What the exercise asks
Show each line from the listing that includes the word "места".

Data excerpts
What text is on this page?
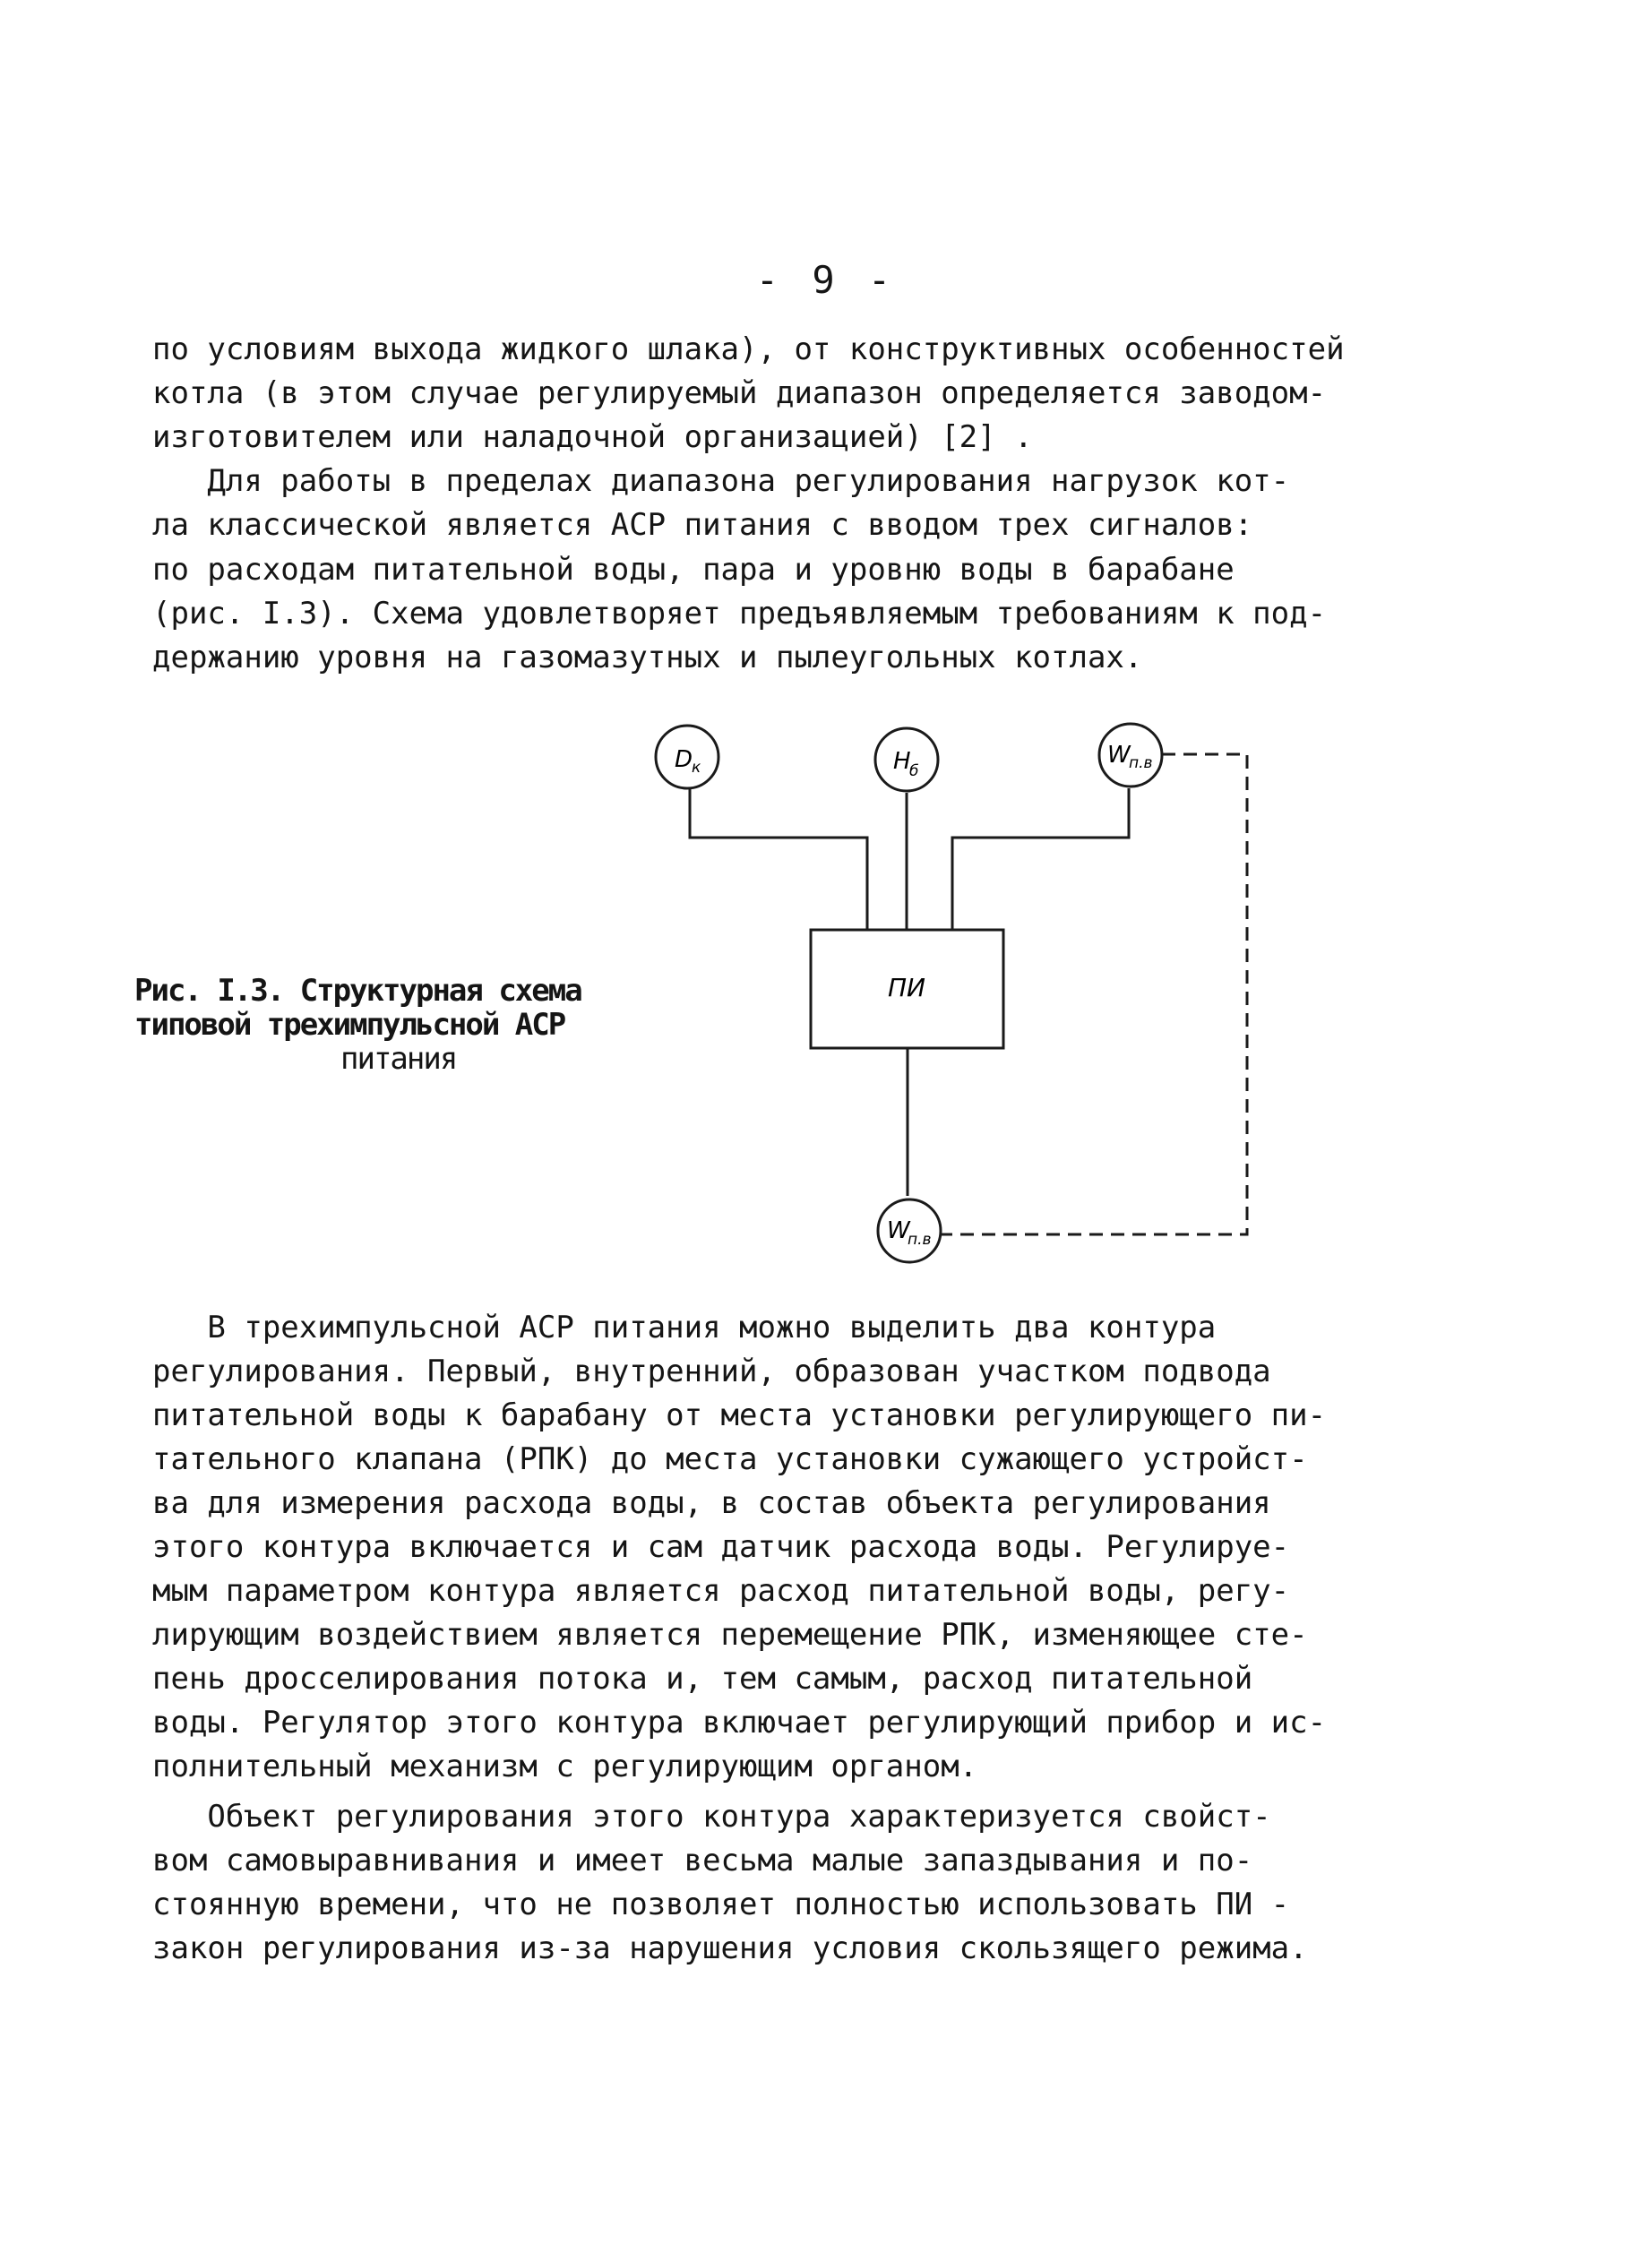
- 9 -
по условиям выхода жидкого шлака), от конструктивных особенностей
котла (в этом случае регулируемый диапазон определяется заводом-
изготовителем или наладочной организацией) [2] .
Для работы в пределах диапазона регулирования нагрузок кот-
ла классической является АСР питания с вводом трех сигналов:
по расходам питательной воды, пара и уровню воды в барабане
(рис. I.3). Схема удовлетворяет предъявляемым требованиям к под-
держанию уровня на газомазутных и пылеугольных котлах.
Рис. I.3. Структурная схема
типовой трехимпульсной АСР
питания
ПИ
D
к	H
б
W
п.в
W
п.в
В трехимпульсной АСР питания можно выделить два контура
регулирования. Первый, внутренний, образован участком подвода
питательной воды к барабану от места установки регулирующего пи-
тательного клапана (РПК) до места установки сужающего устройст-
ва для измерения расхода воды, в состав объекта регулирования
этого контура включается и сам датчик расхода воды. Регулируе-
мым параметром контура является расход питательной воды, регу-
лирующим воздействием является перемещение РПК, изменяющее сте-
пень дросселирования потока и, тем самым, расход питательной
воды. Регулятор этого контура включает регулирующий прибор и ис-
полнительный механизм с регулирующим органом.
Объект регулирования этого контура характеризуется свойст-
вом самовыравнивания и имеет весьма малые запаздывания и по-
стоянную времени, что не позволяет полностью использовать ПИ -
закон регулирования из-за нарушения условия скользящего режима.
--
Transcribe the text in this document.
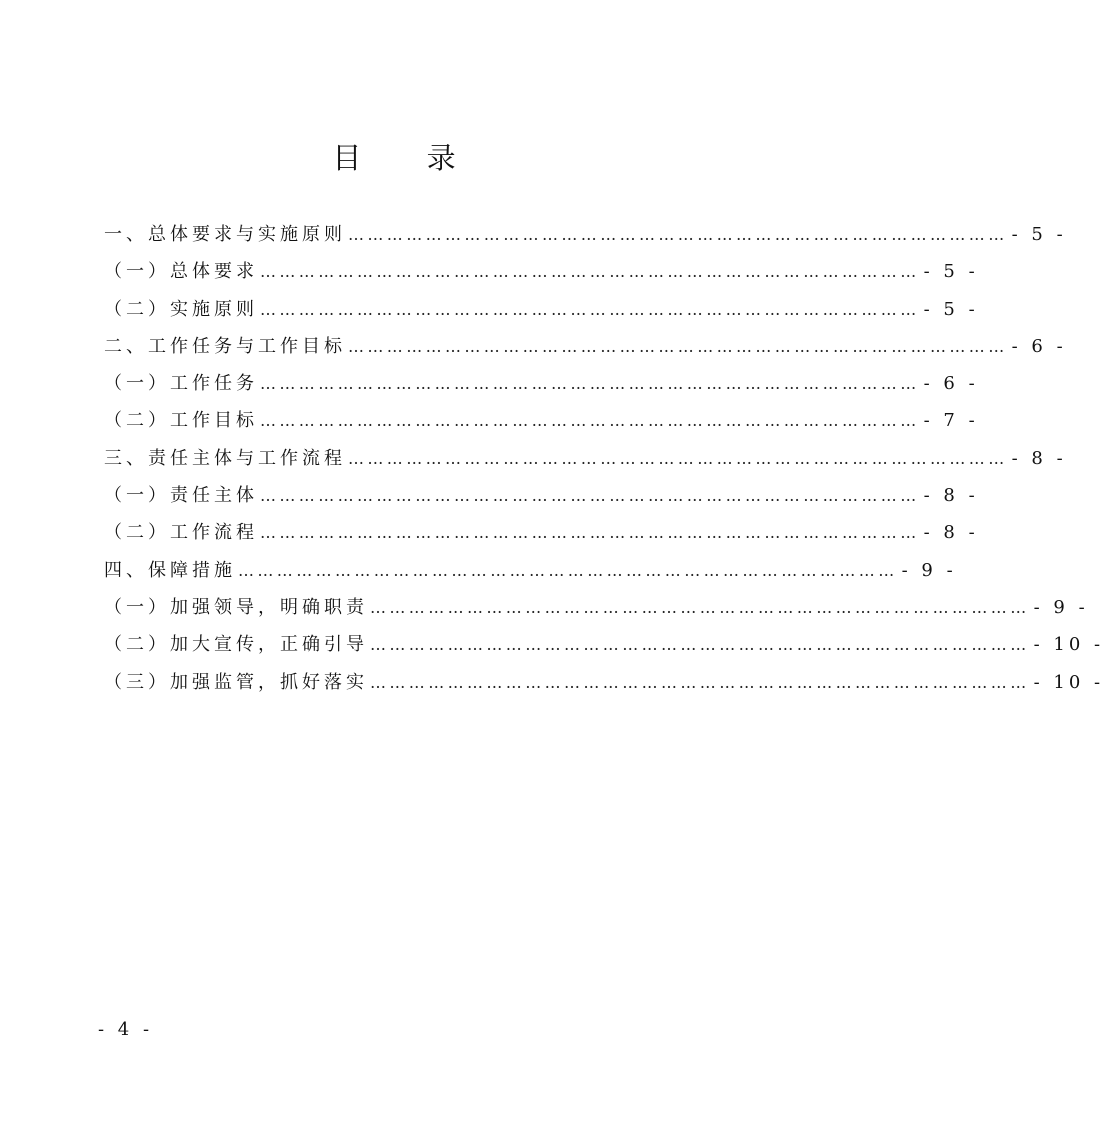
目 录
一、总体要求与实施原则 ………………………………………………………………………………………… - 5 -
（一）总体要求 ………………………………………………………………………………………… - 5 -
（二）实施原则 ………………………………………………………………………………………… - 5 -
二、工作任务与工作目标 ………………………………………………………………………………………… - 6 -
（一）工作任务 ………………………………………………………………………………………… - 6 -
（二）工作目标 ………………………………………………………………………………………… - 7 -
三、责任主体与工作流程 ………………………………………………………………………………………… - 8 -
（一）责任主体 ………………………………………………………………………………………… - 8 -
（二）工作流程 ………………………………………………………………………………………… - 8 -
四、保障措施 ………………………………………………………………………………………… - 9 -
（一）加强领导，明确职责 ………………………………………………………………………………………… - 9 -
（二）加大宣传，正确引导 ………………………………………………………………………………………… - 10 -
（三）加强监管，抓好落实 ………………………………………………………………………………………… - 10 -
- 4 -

Task solution
питательной воды к барабану от места установки регулирующего пи-
тательного клапана (РПК) до места установки сужающего устройст-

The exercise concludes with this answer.